§ **OBJECTIVE**
Set down the data below without change, skipping the pictures it holds.

§ **MATERIAL FOR THIS TASK**
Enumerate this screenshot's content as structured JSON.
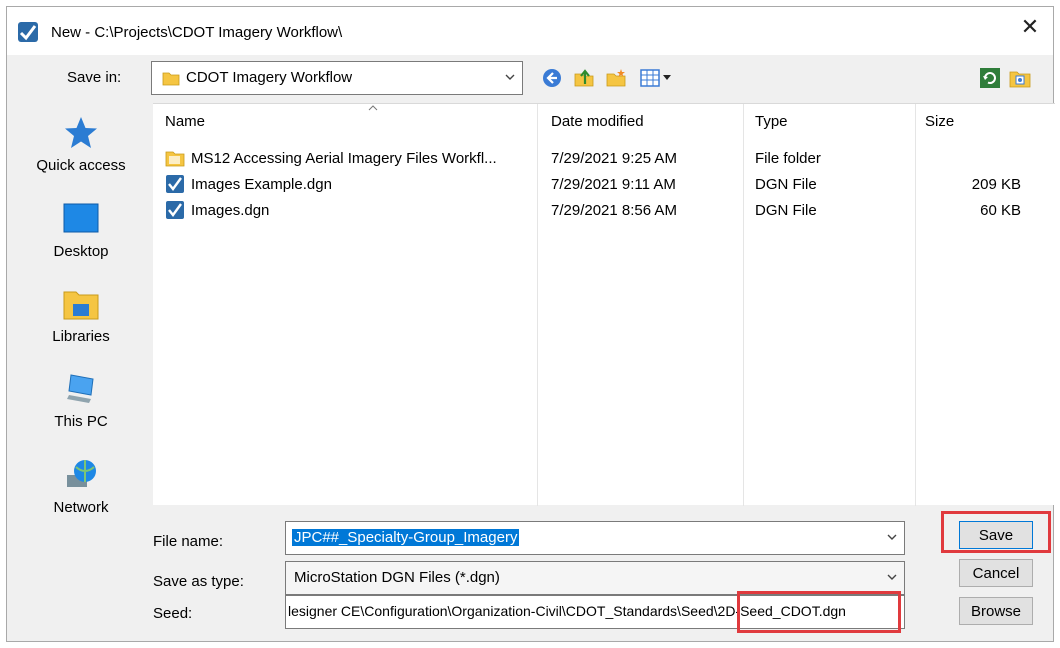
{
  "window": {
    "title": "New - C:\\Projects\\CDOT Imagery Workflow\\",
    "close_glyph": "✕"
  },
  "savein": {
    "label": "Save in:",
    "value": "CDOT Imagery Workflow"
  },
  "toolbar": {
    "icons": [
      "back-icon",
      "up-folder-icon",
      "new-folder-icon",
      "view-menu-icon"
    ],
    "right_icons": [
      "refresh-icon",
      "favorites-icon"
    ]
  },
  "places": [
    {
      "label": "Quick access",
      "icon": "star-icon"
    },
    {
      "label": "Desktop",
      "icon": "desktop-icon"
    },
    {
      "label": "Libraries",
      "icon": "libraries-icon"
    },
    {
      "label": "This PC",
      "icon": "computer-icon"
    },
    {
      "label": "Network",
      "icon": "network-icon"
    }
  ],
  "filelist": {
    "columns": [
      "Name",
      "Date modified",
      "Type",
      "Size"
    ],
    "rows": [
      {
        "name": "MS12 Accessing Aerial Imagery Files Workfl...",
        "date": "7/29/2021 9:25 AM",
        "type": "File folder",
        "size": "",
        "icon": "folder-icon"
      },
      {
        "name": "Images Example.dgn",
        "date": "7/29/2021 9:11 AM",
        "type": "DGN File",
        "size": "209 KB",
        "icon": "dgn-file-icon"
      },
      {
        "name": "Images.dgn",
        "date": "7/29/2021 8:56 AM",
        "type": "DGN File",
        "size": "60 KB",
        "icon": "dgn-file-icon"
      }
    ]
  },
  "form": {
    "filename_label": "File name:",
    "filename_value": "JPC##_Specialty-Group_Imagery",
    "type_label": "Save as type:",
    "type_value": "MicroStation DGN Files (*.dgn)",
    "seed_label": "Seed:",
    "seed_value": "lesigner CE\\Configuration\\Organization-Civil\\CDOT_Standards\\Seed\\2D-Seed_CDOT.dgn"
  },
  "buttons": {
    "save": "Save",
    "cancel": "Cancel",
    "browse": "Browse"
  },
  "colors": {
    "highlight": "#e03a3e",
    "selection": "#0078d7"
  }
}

§ **WORKED ANSWER**
Enumerate this screenshot's content as structured JSON.
{
  "window": {
    "title": "New - C:\\Projects\\CDOT Imagery Workflow\\",
    "close_glyph": "✕"
  },
  "savein": {
    "label": "Save in:",
    "value": "CDOT Imagery Workflow"
  },
  "toolbar": {
    "icons": [
      "back-icon",
      "up-folder-icon",
      "new-folder-icon",
      "view-menu-icon"
    ],
    "right_icons": [
      "refresh-icon",
      "favorites-icon"
    ]
  },
  "places": [
    {
      "label": "Quick access",
      "icon": "star-icon"
    },
    {
      "label": "Desktop",
      "icon": "desktop-icon"
    },
    {
      "label": "Libraries",
      "icon": "libraries-icon"
    },
    {
      "label": "This PC",
      "icon": "computer-icon"
    },
    {
      "label": "Network",
      "icon": "network-icon"
    }
  ],
  "filelist": {
    "columns": [
      "Name",
      "Date modified",
      "Type",
      "Size"
    ],
    "rows": [
      {
        "name": "MS12 Accessing Aerial Imagery Files Workfl...",
        "date": "7/29/2021 9:25 AM",
        "type": "File folder",
        "size": "",
        "icon": "folder-icon"
      },
      {
        "name": "Images Example.dgn",
        "date": "7/29/2021 9:11 AM",
        "type": "DGN File",
        "size": "209 KB",
        "icon": "dgn-file-icon"
      },
      {
        "name": "Images.dgn",
        "date": "7/29/2021 8:56 AM",
        "type": "DGN File",
        "size": "60 KB",
        "icon": "dgn-file-icon"
      }
    ]
  },
  "form": {
    "filename_label": "File name:",
    "filename_value": "JPC##_Specialty-Group_Imagery",
    "type_label": "Save as type:",
    "type_value": "MicroStation DGN Files (*.dgn)",
    "seed_label": "Seed:",
    "seed_value": "lesigner CE\\Configuration\\Organization-Civil\\CDOT_Standards\\Seed\\2D-Seed_CDOT.dgn"
  },
  "buttons": {
    "save": "Save",
    "cancel": "Cancel",
    "browse": "Browse"
  },
  "colors": {
    "highlight": "#e03a3e",
    "selection": "#0078d7"
  }
}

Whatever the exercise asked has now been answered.